**TEXTO FORNECIDO:**

######

Energia de fusão

Energia de fusão é uma forma proposta de geração de energia que geraria eletricidade usando o calor das reações de fusão nuclear. Em um processo de fusão, dois núcleos atômicos mais leves se combinam para formar um núcleo mais pesado, enquanto liberam energia. Dispositivos projetados para aproveitar essa energia são conhecidos como reatores de fusão.[1]

O experimento de fusão magnética Joint European Torus (JET) em 1991

Os processos de fusão requerem combustível e um ambiente confinado com temperatura, pressão e tempo de confinamento suficientes para criar um plasma no qual a fusão possa ocorrer. A combinação desses fatores que resulta em um sistema produtor de energia é conhecida como critério de Lawson. Nas estrelas, o combustível mais comum é o hidrogênio, e a gravidade proporciona tempos de confinamento extremamente longos que atingem as condições necessárias para a produção de energia de fusão. Os reatores de fusão propostos geralmente usam isótopos de hidrogênio pesados, como deutério e trítio (e especialmente uma mistura dos dois), que reagem mais facilmente do que o prótio (o isótopo de hidrogênio mais comum), para permitir que eles atinjam os requisitos do critério de Lawson com condições menos extremas . A maioria dos projetos visa aquecer seu combustível a cerca de 100 milhões de graus, o que representa um grande desafio na produção de um projeto bem-sucedido.

Como fonte de energia, espera-se que a fusão nuclear tenha muitas vantagens sobre a fissão, como radioatividade reduzida em operação e poucos resíduos nucleares de alto nível, amplo suprimento de combustível e maior segurança. No entanto, a combinação necessária de temperatura, pressão e duração provou ser difícil de produzir de maneira prática e econômica. Uma segunda questão que afeta reações comuns é o gerenciamento de nêutrons que são liberados durante a reação, que ao longo do tempo degradam muitos materiais comuns usados na câmara de reação.

######

**PROBLEMAS A RESOLVER:**
(A) Reproduza o trecho do texto sobre energia de fusão de "Como fonte de" a "câmara de reação.".
(B) Prossiga com o texto sobre energia de fusão a partir do ponto em que ele termina.

**CONTEÚDO DOS DADOS:**
######

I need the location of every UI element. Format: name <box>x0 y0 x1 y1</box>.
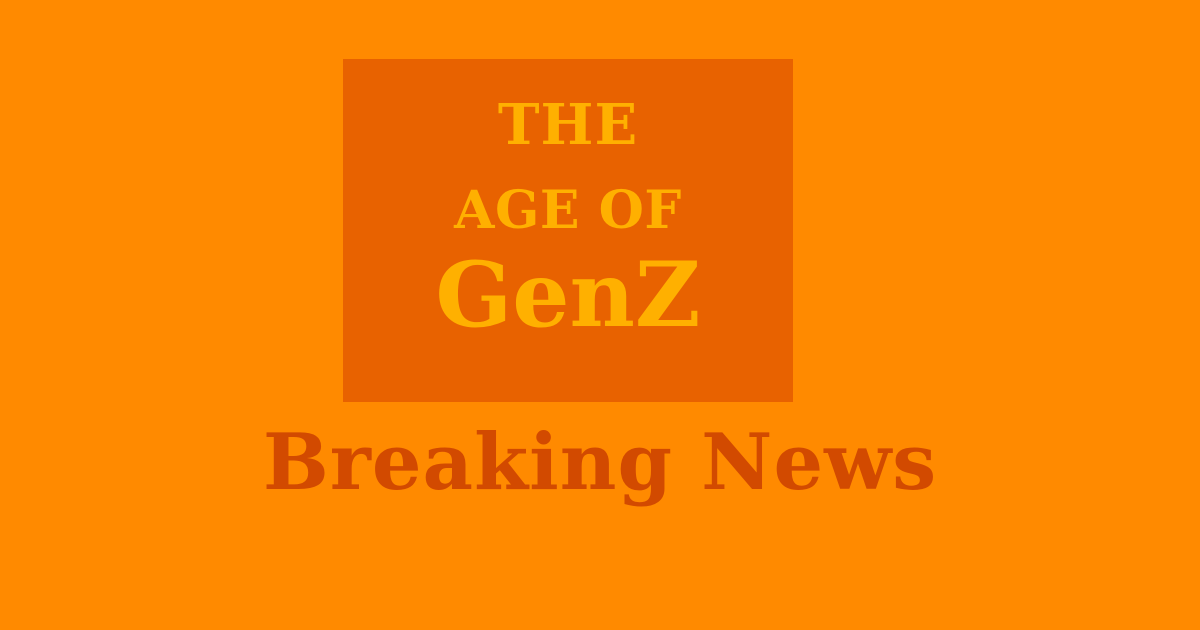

######

**TAREFAS RESOLVIDAS:**
(A)
Como fonte de energia, espera-se que a fusão nuclear tenha muitas vantagens sobre a fissão, como radioatividade reduzida em operação e poucos resíduos nucleares de alto nível, amplo suprimento de combustível e maior segurança. No entanto, a combinação necessária de temperatura, pressão e duração provou ser difícil de produzir de maneira prática e econômica. Uma segunda questão que afeta reações comuns é o gerenciamento de nêutrons que são liberados durante a reação, que ao longo do tempo degradam muitos materiais comuns usados na câmara de reação.

(B)
Os pesquisadores da fusão investigaram vários conceitos de confinamento. A ênfase inicial estava em três sistemas principais: z-pinch, stellarator e espelho magnético. Os projetos líderes atuais são o tokamak e o confinamento inercial (ICF) por laser. Ambos os projetos estão sob pesquisa em escalas muito grandes, principalmente o ITER tokamak na França e o laser National Ignition Facility (NIF) nos Estados Unidos. Os pesquisadores também estão estudando outros projetos que podem oferecer abordagens mais baratas. Entre essas alternativas, há crescente interesse na fusão de alvos magnetizados e confinamento eletrostático inercial, e novas variações do stellarator.

Contexto

O Sol, como outras estrelas, é um reator de fusão natural, onde a nucleossíntese estelar transforma elementos mais leves em elementos mais pesados com a liberação de energia.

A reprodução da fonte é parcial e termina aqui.